SHORT EXERCISE
Take the entries that follow and return only the lines from the one with "Read all visible content and emit it as JSON." through the final line, leaving every picture behind.
═══ SUPPLIED DATA ═══
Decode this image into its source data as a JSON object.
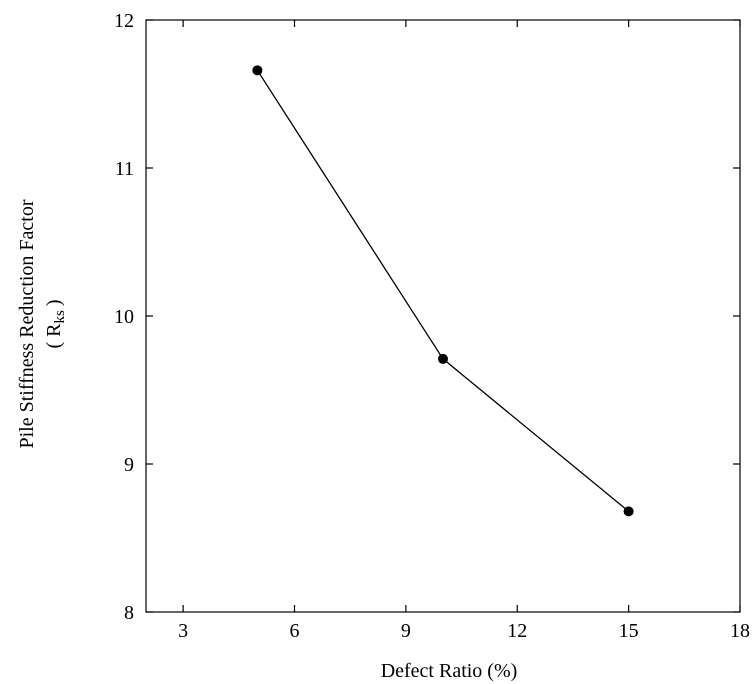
{
  "chart_data": {
    "type": "line",
    "x": [
      5,
      10,
      15
    ],
    "series": [
      {
        "values": [
          11.66,
          9.71,
          8.68
        ]
      }
    ],
    "xlabel": "Defect Ratio (%)",
    "ylabel": "Pile Stiffness Reduction Factor",
    "ylabel_line2_open": "( R",
    "ylabel_line2_sub": "ks",
    "ylabel_line2_close": ")",
    "xlim": [
      2,
      18
    ],
    "ylim": [
      8,
      12
    ],
    "xticks": [
      3,
      6,
      9,
      12,
      15,
      18
    ],
    "yticks": [
      8,
      9,
      10,
      11,
      12
    ],
    "grid": false,
    "line_color": "#000000",
    "marker_color": "#000000"
  }
}
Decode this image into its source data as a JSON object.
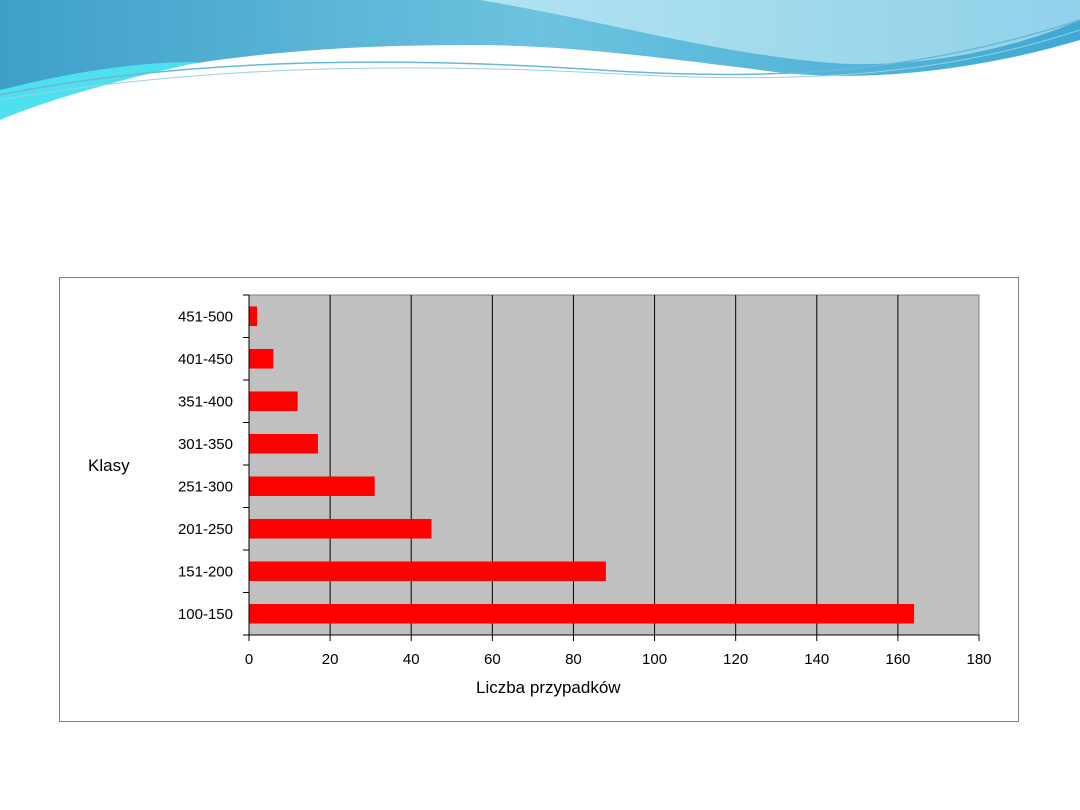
{
  "chart_data": {
    "type": "bar",
    "orientation": "horizontal",
    "categories": [
      "100-150",
      "151-200",
      "201-250",
      "251-300",
      "301-350",
      "351-400",
      "401-450",
      "451-500"
    ],
    "values": [
      164,
      88,
      45,
      31,
      17,
      12,
      6,
      2
    ],
    "xlabel": "Liczba przypadków",
    "ylabel": "Klasy",
    "xlim": [
      0,
      180
    ],
    "xticks": [
      "0",
      "20",
      "40",
      "60",
      "80",
      "100",
      "120",
      "140",
      "160",
      "180"
    ],
    "grid": "vertical",
    "legend": "none",
    "bar_color": "#ff0000",
    "plot_background": "#c0c0c0"
  },
  "colors": {
    "wave_dark": "#4fa8d0",
    "wave_light": "#8fd4ea",
    "wave_cyan": "#5ad0e8"
  }
}
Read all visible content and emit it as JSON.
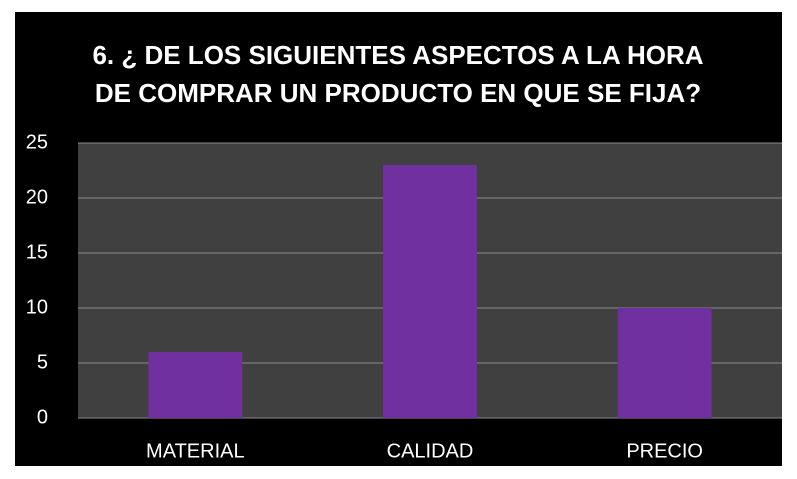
{
  "chart_data": {
    "type": "bar",
    "title": "6. ¿ DE LOS SIGUIENTES ASPECTOS A LA HORA DE COMPRAR UN PRODUCTO EN QUE SE FIJA?",
    "categories": [
      "MATERIAL",
      "CALIDAD",
      "PRECIO"
    ],
    "values": [
      6,
      23,
      10
    ],
    "color": "#7030a0",
    "ylim": [
      0,
      25
    ],
    "yticks": [
      0,
      5,
      10,
      15,
      20,
      25
    ],
    "grid": true
  }
}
═══
WRITTEN RESPONSE
Read all visible content and emit it as JSON.
{
  "chart_data": {
    "type": "bar",
    "title": "6. ¿ DE LOS SIGUIENTES ASPECTOS A LA HORA DE COMPRAR UN PRODUCTO EN QUE SE FIJA?",
    "categories": [
      "MATERIAL",
      "CALIDAD",
      "PRECIO"
    ],
    "values": [
      6,
      23,
      10
    ],
    "color": "#7030a0",
    "ylim": [
      0,
      25
    ],
    "yticks": [
      0,
      5,
      10,
      15,
      20,
      25
    ],
    "grid": true
  }
}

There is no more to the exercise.